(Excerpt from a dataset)
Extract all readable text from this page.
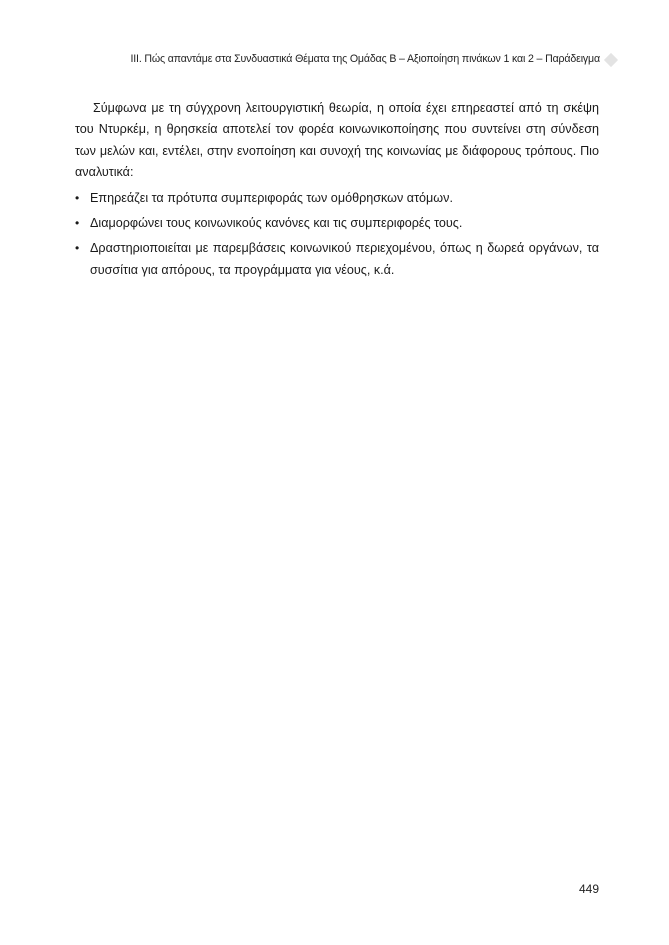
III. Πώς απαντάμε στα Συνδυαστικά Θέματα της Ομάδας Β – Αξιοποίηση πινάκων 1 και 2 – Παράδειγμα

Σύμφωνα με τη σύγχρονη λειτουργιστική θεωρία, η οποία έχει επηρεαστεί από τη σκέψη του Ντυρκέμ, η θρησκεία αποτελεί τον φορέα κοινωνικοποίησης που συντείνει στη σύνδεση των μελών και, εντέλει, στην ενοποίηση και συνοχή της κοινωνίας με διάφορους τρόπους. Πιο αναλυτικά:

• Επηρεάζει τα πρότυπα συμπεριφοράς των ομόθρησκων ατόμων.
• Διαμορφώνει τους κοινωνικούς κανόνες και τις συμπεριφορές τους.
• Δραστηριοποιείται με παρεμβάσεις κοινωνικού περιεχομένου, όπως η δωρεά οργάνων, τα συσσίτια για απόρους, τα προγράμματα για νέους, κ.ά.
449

▶ **SHORT EXERCISE**
Pictures are excluded; repeat every record exactly.

▶ **FINISHED EXERCISE**
Extract all readable text from this page.
III. Πώς απαντάμε στα Συνδυαστικά Θέματα της Ομάδας Β – Αξιοποίηση πινάκων 1 και 2 – Παράδειγμα

Σύμφωνα με τη σύγχρονη λειτουργιστική θεωρία, η οποία έχει επηρεαστεί από τη σκέψη του Ντυρκέμ, η θρησκεία αποτελεί τον φορέα κοινωνικοποίησης που συντείνει στη σύνδεση των μελών και, εντέλει, στην ενοποίηση και συνοχή της κοινωνίας με διάφορους τρόπους. Πιο αναλυτικά:

• Επηρεάζει τα πρότυπα συμπεριφοράς των ομόθρησκων ατόμων.
• Διαμορφώνει τους κοινωνικούς κανόνες και τις συμπεριφορές τους.
• Δραστηριοποιείται με παρεμβάσεις κοινωνικού περιεχομένου, όπως η δωρεά οργάνων, τα συσσίτια για απόρους, τα προγράμματα για νέους, κ.ά.
449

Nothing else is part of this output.